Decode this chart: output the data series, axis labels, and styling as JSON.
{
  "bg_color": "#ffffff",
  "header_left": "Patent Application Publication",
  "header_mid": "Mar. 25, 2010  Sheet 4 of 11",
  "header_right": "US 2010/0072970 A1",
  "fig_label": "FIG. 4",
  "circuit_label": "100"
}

....

The whole listing above needs to be written out again exactly.

Decode this chart: output the data series, axis labels, and styling as JSON.
{
  "bg_color": "#ffffff",
  "header_left": "Patent Application Publication",
  "header_mid": "Mar. 25, 2010  Sheet 4 of 11",
  "header_right": "US 2010/0072970 A1",
  "fig_label": "FIG. 4",
  "circuit_label": "100"
}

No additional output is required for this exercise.